*Entries*.
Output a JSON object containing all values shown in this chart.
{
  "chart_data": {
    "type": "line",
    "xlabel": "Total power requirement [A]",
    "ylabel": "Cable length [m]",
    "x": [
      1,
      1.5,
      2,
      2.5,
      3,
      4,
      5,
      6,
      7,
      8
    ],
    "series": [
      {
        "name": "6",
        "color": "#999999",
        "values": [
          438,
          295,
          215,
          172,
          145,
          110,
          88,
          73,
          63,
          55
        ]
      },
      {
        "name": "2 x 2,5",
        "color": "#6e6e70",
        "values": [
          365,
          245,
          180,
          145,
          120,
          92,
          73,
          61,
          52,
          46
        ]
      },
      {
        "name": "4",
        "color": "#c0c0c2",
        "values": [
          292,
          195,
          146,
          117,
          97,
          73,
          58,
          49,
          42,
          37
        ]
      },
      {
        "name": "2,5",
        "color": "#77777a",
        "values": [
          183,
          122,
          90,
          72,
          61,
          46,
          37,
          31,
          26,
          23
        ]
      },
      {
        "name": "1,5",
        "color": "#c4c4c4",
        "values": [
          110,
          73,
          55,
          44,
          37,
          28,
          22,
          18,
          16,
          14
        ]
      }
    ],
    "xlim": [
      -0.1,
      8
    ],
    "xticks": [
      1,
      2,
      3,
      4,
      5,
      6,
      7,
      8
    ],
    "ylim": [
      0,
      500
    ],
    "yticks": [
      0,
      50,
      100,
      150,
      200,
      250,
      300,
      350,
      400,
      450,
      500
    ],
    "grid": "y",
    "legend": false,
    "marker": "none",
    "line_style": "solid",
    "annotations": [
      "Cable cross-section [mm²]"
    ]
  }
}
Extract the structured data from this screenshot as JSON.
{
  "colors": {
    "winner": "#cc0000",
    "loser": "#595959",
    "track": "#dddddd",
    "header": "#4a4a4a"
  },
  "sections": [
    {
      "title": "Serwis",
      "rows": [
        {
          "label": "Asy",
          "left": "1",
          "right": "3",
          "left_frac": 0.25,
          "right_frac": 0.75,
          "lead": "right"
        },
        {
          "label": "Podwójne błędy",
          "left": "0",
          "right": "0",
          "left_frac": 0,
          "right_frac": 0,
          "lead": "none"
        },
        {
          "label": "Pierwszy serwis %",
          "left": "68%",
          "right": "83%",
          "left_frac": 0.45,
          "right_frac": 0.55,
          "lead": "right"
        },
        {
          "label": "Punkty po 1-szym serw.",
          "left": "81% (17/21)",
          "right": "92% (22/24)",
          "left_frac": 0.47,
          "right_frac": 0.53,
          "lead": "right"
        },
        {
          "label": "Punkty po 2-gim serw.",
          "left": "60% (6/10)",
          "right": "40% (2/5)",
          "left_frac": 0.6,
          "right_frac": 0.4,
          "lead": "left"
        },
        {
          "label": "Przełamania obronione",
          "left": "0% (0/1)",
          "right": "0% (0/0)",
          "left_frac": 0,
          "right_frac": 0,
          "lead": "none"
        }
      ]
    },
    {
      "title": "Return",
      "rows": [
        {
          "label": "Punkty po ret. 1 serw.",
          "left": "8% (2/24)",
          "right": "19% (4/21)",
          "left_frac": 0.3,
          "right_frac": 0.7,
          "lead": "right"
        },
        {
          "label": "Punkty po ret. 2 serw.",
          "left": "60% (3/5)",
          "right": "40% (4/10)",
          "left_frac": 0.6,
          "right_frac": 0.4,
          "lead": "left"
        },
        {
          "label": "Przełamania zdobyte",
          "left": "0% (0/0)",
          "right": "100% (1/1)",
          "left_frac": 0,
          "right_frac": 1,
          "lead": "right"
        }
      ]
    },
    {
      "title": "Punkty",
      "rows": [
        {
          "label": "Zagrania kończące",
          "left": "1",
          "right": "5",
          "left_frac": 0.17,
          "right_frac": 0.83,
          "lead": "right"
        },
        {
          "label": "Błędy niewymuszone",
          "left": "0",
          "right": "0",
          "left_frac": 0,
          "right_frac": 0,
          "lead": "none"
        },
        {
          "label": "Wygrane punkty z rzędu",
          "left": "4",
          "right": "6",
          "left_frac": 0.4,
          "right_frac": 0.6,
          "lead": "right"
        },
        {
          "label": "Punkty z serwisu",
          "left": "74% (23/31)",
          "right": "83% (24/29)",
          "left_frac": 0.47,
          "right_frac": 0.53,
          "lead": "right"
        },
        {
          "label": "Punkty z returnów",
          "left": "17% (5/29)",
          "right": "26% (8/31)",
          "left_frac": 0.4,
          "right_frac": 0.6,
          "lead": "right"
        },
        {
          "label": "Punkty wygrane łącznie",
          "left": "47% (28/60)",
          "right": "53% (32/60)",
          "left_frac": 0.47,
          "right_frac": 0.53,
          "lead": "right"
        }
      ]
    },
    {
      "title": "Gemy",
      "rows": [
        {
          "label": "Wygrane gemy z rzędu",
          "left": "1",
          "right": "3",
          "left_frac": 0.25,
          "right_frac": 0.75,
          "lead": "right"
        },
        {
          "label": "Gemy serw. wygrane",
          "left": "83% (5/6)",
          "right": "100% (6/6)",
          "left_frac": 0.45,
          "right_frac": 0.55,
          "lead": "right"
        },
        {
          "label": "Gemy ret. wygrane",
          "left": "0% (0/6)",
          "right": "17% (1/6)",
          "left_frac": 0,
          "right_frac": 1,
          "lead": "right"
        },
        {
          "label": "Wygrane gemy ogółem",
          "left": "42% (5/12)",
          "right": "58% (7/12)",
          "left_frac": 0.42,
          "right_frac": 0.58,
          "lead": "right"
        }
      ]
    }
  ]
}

*Directive*. All records above must be set down exactly, please.

*Full output*.
Output a JSON object containing all values shown in this chart.
{
  "chart_data": {
    "type": "line",
    "xlabel": "Total power requirement [A]",
    "ylabel": "Cable length [m]",
    "x": [
      1,
      1.5,
      2,
      2.5,
      3,
      4,
      5,
      6,
      7,
      8
    ],
    "series": [
      {
        "name": "6",
        "color": "#999999",
        "values": [
          438,
          295,
          215,
          172,
          145,
          110,
          88,
          73,
          63,
          55
        ]
      },
      {
        "name": "2 x 2,5",
        "color": "#6e6e70",
        "values": [
          365,
          245,
          180,
          145,
          120,
          92,
          73,
          61,
          52,
          46
        ]
      },
      {
        "name": "4",
        "color": "#c0c0c2",
        "values": [
          292,
          195,
          146,
          117,
          97,
          73,
          58,
          49,
          42,
          37
        ]
      },
      {
        "name": "2,5",
        "color": "#77777a",
        "values": [
          183,
          122,
          90,
          72,
          61,
          46,
          37,
          31,
          26,
          23
        ]
      },
      {
        "name": "1,5",
        "color": "#c4c4c4",
        "values": [
          110,
          73,
          55,
          44,
          37,
          28,
          22,
          18,
          16,
          14
        ]
      }
    ],
    "xlim": [
      -0.1,
      8
    ],
    "xticks": [
      1,
      2,
      3,
      4,
      5,
      6,
      7,
      8
    ],
    "ylim": [
      0,
      500
    ],
    "yticks": [
      0,
      50,
      100,
      150,
      200,
      250,
      300,
      350,
      400,
      450,
      500
    ],
    "grid": "y",
    "legend": false,
    "marker": "none",
    "line_style": "solid",
    "annotations": [
      "Cable cross-section [mm²]"
    ]
  }
}
Extract the structured data from this screenshot as JSON.
{
  "colors": {
    "winner": "#cc0000",
    "loser": "#595959",
    "track": "#dddddd",
    "header": "#4a4a4a"
  },
  "sections": [
    {
      "title": "Serwis",
      "rows": [
        {
          "label": "Asy",
          "left": "1",
          "right": "3",
          "left_frac": 0.25,
          "right_frac": 0.75,
          "lead": "right"
        },
        {
          "label": "Podwójne błędy",
          "left": "0",
          "right": "0",
          "left_frac": 0,
          "right_frac": 0,
          "lead": "none"
        },
        {
          "label": "Pierwszy serwis %",
          "left": "68%",
          "right": "83%",
          "left_frac": 0.45,
          "right_frac": 0.55,
          "lead": "right"
        },
        {
          "label": "Punkty po 1-szym serw.",
          "left": "81% (17/21)",
          "right": "92% (22/24)",
          "left_frac": 0.47,
          "right_frac": 0.53,
          "lead": "right"
        },
        {
          "label": "Punkty po 2-gim serw.",
          "left": "60% (6/10)",
          "right": "40% (2/5)",
          "left_frac": 0.6,
          "right_frac": 0.4,
          "lead": "left"
        },
        {
          "label": "Przełamania obronione",
          "left": "0% (0/1)",
          "right": "0% (0/0)",
          "left_frac": 0,
          "right_frac": 0,
          "lead": "none"
        }
      ]
    },
    {
      "title": "Return",
      "rows": [
        {
          "label": "Punkty po ret. 1 serw.",
          "left": "8% (2/24)",
          "right": "19% (4/21)",
          "left_frac": 0.3,
          "right_frac": 0.7,
          "lead": "right"
        },
        {
          "label": "Punkty po ret. 2 serw.",
          "left": "60% (3/5)",
          "right": "40% (4/10)",
          "left_frac": 0.6,
          "right_frac": 0.4,
          "lead": "left"
        },
        {
          "label": "Przełamania zdobyte",
          "left": "0% (0/0)",
          "right": "100% (1/1)",
          "left_frac": 0,
          "right_frac": 1,
          "lead": "right"
        }
      ]
    },
    {
      "title": "Punkty",
      "rows": [
        {
          "label": "Zagrania kończące",
          "left": "1",
          "right": "5",
          "left_frac": 0.17,
          "right_frac": 0.83,
          "lead": "right"
        },
        {
          "label": "Błędy niewymuszone",
          "left": "0",
          "right": "0",
          "left_frac": 0,
          "right_frac": 0,
          "lead": "none"
        },
        {
          "label": "Wygrane punkty z rzędu",
          "left": "4",
          "right": "6",
          "left_frac": 0.4,
          "right_frac": 0.6,
          "lead": "right"
        },
        {
          "label": "Punkty z serwisu",
          "left": "74% (23/31)",
          "right": "83% (24/29)",
          "left_frac": 0.47,
          "right_frac": 0.53,
          "lead": "right"
        },
        {
          "label": "Punkty z returnów",
          "left": "17% (5/29)",
          "right": "26% (8/31)",
          "left_frac": 0.4,
          "right_frac": 0.6,
          "lead": "right"
        },
        {
          "label": "Punkty wygrane łącznie",
          "left": "47% (28/60)",
          "right": "53% (32/60)",
          "left_frac": 0.47,
          "right_frac": 0.53,
          "lead": "right"
        }
      ]
    },
    {
      "title": "Gemy",
      "rows": [
        {
          "label": "Wygrane gemy z rzędu",
          "left": "1",
          "right": "3",
          "left_frac": 0.25,
          "right_frac": 0.75,
          "lead": "right"
        },
        {
          "label": "Gemy serw. wygrane",
          "left": "83% (5/6)",
          "right": "100% (6/6)",
          "left_frac": 0.45,
          "right_frac": 0.55,
          "lead": "right"
        },
        {
          "label": "Gemy ret. wygrane",
          "left": "0% (0/6)",
          "right": "17% (1/6)",
          "left_frac": 0,
          "right_frac": 1,
          "lead": "right"
        },
        {
          "label": "Wygrane gemy ogółem",
          "left": "42% (5/12)",
          "right": "58% (7/12)",
          "left_frac": 0.42,
          "right_frac": 0.58,
          "lead": "right"
        }
      ]
    }
  ]
}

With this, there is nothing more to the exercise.